§ **Provided information**
"""

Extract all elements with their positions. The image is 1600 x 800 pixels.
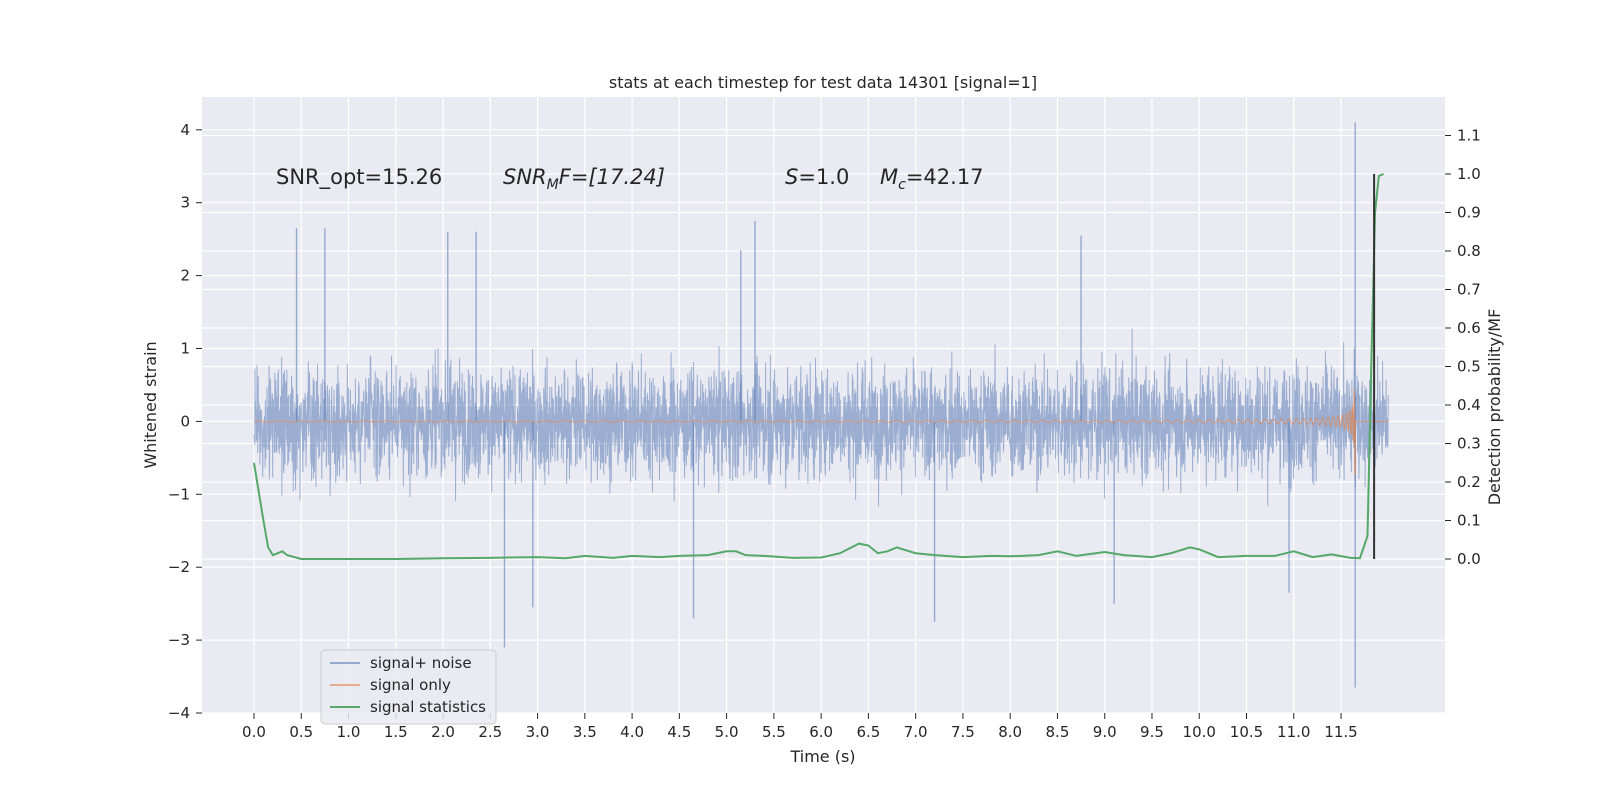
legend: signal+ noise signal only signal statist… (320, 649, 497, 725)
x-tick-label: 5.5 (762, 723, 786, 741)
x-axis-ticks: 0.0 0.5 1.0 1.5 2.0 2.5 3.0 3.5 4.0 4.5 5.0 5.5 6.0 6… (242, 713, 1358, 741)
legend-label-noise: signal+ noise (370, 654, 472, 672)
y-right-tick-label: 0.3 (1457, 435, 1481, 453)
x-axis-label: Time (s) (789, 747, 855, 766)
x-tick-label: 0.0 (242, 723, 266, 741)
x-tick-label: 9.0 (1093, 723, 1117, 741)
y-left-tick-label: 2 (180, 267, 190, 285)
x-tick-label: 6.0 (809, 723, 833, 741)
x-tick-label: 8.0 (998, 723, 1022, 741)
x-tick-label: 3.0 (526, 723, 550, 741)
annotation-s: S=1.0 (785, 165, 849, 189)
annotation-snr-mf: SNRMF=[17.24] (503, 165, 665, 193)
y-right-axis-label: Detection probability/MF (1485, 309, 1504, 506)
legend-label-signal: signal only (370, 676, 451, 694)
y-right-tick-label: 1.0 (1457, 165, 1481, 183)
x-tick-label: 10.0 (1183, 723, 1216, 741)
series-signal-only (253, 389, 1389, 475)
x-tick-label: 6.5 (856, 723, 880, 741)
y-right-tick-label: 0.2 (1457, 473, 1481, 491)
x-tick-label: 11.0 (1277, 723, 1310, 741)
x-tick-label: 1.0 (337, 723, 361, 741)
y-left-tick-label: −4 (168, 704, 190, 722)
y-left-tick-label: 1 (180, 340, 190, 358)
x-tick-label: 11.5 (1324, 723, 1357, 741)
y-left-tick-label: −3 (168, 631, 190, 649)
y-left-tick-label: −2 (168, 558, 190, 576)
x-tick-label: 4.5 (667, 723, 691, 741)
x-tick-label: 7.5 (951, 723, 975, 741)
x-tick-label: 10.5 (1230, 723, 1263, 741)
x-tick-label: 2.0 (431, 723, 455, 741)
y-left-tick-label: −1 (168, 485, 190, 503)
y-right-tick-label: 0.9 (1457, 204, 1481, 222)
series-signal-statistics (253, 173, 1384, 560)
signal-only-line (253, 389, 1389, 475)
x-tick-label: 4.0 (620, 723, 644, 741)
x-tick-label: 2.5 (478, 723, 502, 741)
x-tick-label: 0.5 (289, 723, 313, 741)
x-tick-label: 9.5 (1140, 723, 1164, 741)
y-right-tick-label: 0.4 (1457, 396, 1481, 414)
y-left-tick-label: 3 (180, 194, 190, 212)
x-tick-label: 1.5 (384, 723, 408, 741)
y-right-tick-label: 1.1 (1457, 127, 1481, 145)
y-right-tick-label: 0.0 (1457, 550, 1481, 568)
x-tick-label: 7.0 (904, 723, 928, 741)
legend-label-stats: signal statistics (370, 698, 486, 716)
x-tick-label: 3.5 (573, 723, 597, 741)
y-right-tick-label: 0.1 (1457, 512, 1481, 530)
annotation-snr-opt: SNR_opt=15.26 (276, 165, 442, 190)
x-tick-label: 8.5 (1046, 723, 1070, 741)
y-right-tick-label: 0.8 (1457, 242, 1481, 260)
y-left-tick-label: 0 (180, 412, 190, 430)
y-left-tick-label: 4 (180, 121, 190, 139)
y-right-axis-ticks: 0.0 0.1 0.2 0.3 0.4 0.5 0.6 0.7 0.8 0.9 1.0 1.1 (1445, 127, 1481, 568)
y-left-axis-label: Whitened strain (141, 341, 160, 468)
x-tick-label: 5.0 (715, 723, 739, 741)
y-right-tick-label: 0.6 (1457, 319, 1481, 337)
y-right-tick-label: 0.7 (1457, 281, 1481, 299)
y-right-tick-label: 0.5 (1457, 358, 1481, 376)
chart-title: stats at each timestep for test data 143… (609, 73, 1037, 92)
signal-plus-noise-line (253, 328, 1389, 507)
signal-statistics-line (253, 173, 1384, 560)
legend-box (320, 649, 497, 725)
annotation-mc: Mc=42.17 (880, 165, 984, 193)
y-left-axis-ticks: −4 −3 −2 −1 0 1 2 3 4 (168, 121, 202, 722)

"""
"""

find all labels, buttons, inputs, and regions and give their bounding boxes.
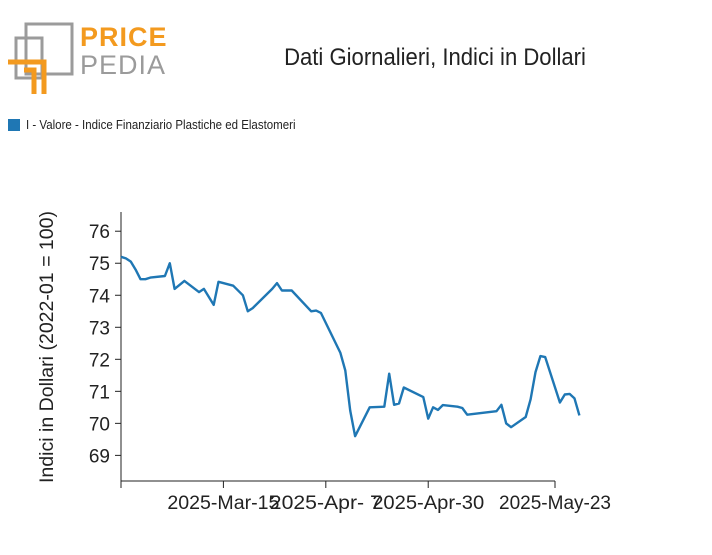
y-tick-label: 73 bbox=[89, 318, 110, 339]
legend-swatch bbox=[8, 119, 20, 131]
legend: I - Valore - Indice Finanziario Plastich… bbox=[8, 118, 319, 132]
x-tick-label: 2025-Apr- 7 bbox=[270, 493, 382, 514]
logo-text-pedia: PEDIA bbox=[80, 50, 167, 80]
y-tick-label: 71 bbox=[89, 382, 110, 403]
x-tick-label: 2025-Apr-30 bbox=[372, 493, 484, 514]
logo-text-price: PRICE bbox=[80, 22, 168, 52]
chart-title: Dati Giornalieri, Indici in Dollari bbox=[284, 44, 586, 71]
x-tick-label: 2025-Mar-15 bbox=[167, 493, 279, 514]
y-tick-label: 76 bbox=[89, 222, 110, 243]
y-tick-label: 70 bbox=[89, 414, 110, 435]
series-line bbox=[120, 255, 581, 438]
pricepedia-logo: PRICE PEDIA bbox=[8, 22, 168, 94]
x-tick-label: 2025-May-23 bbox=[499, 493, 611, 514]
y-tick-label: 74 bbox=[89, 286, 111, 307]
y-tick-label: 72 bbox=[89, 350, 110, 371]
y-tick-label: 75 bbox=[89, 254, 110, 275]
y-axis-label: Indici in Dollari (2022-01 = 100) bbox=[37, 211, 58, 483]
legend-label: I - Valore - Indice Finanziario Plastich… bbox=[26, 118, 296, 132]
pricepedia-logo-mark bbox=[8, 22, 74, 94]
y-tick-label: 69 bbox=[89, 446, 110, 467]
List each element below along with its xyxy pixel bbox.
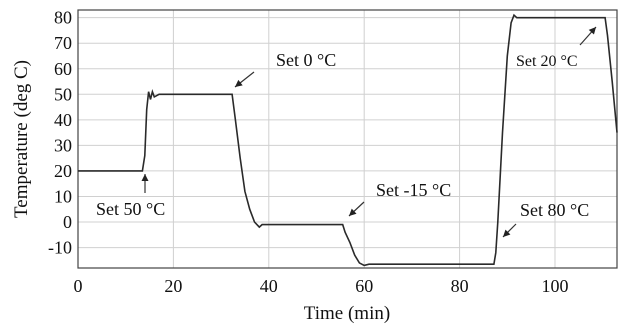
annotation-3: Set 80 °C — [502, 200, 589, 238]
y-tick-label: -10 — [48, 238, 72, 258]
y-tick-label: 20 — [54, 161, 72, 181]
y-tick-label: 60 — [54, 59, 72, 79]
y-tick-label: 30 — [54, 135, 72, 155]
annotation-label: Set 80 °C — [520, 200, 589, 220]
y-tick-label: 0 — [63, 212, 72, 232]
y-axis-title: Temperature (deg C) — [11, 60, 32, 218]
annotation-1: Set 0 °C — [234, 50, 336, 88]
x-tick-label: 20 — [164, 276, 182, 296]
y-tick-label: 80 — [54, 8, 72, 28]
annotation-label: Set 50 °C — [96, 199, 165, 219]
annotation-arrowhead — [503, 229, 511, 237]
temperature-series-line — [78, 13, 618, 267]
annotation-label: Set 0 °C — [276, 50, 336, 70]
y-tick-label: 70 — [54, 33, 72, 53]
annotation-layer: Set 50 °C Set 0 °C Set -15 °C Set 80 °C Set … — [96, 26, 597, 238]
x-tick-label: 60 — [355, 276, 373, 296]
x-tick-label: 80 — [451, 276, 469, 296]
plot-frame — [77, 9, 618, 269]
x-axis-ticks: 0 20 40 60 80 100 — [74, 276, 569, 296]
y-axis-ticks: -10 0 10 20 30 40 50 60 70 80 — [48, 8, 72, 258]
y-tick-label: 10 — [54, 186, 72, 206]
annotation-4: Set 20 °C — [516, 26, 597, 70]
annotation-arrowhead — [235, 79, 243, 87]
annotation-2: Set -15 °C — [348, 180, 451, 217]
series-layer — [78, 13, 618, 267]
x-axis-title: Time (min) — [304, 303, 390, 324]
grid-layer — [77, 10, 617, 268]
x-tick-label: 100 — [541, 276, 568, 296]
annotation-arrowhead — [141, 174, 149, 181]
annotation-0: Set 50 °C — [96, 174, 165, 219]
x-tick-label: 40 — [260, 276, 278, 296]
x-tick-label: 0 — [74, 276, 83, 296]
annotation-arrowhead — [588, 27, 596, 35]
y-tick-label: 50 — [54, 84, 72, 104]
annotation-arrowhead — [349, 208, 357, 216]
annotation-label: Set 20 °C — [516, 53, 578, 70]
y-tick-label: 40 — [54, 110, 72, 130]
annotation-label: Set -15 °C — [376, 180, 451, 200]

"""

§ **What is required**
Write out the lines without any changes, from the line containing "y-tick-label: 73 bbox=[89, 318, 110, 339]" through the line containing "List each element", including both of those lines.

§ **Task output**
y-tick-label: 73 bbox=[89, 318, 110, 339]
legend-swatch bbox=[8, 119, 20, 131]
legend: I - Valore - Indice Finanziario Plastich… bbox=[8, 118, 319, 132]
x-tick-label: 2025-Apr- 7 bbox=[270, 493, 382, 514]
logo-text-pedia: PEDIA bbox=[80, 50, 167, 80]
y-tick-label: 71 bbox=[89, 382, 110, 403]
x-tick-label: 2025-Apr-30 bbox=[372, 493, 484, 514]
logo-text-price: PRICE bbox=[80, 22, 168, 52]
chart-title: Dati Giornalieri, Indici in Dollari bbox=[284, 44, 586, 71]
x-tick-label: 2025-Mar-15 bbox=[167, 493, 279, 514]
y-tick-label: 76 bbox=[89, 222, 110, 243]
y-tick-label: 70 bbox=[89, 414, 110, 435]
series-line bbox=[120, 255, 581, 438]
pricepedia-logo: PRICE PEDIA bbox=[8, 22, 168, 94]
x-tick-label: 2025-May-23 bbox=[499, 493, 611, 514]
y-tick-label: 74 bbox=[89, 286, 111, 307]
y-tick-label: 72 bbox=[89, 350, 110, 371]
y-tick-label: 75 bbox=[89, 254, 110, 275]
y-axis-label: Indici in Dollari (2022-01 = 100) bbox=[37, 211, 58, 483]
legend-label: I - Valore - Indice Finanziario Plastich… bbox=[26, 118, 296, 132]
pricepedia-logo-mark bbox=[8, 22, 74, 94]
y-tick-label: 69 bbox=[89, 446, 110, 467]
List each element below along with its xyxy pixel bbox.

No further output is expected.